Every record below should be printed exactly as given.

Items from a figure collection

>> begin

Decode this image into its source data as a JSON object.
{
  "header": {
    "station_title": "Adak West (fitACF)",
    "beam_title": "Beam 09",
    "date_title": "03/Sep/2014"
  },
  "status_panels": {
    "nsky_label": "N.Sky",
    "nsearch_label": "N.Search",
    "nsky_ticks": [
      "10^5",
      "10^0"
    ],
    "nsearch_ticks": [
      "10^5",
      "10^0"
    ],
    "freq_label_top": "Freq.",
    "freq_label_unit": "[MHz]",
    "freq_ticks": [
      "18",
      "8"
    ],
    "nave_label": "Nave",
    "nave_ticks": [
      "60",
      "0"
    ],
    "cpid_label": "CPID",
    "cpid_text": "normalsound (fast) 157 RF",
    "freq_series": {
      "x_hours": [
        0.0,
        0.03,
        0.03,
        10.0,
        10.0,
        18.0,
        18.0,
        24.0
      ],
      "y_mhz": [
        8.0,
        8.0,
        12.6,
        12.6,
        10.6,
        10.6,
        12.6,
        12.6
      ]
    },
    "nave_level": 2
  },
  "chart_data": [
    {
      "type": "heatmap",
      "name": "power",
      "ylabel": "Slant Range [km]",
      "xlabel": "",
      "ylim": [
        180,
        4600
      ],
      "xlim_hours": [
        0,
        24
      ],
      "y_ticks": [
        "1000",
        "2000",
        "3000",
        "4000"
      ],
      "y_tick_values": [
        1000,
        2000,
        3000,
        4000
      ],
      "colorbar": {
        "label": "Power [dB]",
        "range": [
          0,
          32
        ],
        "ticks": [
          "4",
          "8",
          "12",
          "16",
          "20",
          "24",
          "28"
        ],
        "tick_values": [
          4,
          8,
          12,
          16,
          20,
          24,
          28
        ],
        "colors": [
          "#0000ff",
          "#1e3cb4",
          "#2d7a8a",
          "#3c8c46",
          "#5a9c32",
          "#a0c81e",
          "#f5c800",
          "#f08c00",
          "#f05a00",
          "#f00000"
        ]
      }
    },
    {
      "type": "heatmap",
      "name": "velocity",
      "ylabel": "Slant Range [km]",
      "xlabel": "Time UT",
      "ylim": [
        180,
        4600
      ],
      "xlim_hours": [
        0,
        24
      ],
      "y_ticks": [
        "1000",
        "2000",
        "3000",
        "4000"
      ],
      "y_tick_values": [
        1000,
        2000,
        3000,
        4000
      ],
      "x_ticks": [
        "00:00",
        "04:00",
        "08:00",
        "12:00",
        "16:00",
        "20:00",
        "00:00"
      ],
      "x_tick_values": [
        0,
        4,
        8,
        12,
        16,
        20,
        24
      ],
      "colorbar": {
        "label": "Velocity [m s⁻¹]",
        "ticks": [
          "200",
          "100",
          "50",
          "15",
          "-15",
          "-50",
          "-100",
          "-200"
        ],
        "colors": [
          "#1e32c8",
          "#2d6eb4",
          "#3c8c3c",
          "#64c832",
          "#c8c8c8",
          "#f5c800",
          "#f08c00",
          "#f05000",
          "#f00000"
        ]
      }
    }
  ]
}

>> end

_FULL RESPONSE_:
Decode this image into its source data as a JSON object.
{
  "header": {
    "station_title": "Adak West (fitACF)",
    "beam_title": "Beam 09",
    "date_title": "03/Sep/2014"
  },
  "status_panels": {
    "nsky_label": "N.Sky",
    "nsearch_label": "N.Search",
    "nsky_ticks": [
      "10^5",
      "10^0"
    ],
    "nsearch_ticks": [
      "10^5",
      "10^0"
    ],
    "freq_label_top": "Freq.",
    "freq_label_unit": "[MHz]",
    "freq_ticks": [
      "18",
      "8"
    ],
    "nave_label": "Nave",
    "nave_ticks": [
      "60",
      "0"
    ],
    "cpid_label": "CPID",
    "cpid_text": "normalsound (fast) 157 RF",
    "freq_series": {
      "x_hours": [
        0.0,
        0.03,
        0.03,
        10.0,
        10.0,
        18.0,
        18.0,
        24.0
      ],
      "y_mhz": [
        8.0,
        8.0,
        12.6,
        12.6,
        10.6,
        10.6,
        12.6,
        12.6
      ]
    },
    "nave_level": 2
  },
  "chart_data": [
    {
      "type": "heatmap",
      "name": "power",
      "ylabel": "Slant Range [km]",
      "xlabel": "",
      "ylim": [
        180,
        4600
      ],
      "xlim_hours": [
        0,
        24
      ],
      "y_ticks": [
        "1000",
        "2000",
        "3000",
        "4000"
      ],
      "y_tick_values": [
        1000,
        2000,
        3000,
        4000
      ],
      "colorbar": {
        "label": "Power [dB]",
        "range": [
          0,
          32
        ],
        "ticks": [
          "4",
          "8",
          "12",
          "16",
          "20",
          "24",
          "28"
        ],
        "tick_values": [
          4,
          8,
          12,
          16,
          20,
          24,
          28
        ],
        "colors": [
          "#0000ff",
          "#1e3cb4",
          "#2d7a8a",
          "#3c8c46",
          "#5a9c32",
          "#a0c81e",
          "#f5c800",
          "#f08c00",
          "#f05a00",
          "#f00000"
        ]
      }
    },
    {
      "type": "heatmap",
      "name": "velocity",
      "ylabel": "Slant Range [km]",
      "xlabel": "Time UT",
      "ylim": [
        180,
        4600
      ],
      "xlim_hours": [
        0,
        24
      ],
      "y_ticks": [
        "1000",
        "2000",
        "3000",
        "4000"
      ],
      "y_tick_values": [
        1000,
        2000,
        3000,
        4000
      ],
      "x_ticks": [
        "00:00",
        "04:00",
        "08:00",
        "12:00",
        "16:00",
        "20:00",
        "00:00"
      ],
      "x_tick_values": [
        0,
        4,
        8,
        12,
        16,
        20,
        24
      ],
      "colorbar": {
        "label": "Velocity [m s⁻¹]",
        "ticks": [
          "200",
          "100",
          "50",
          "15",
          "-15",
          "-50",
          "-100",
          "-200"
        ],
        "colors": [
          "#1e32c8",
          "#2d6eb4",
          "#3c8c3c",
          "#64c832",
          "#c8c8c8",
          "#f5c800",
          "#f08c00",
          "#f05000",
          "#f00000"
        ]
      }
    }
  ]
}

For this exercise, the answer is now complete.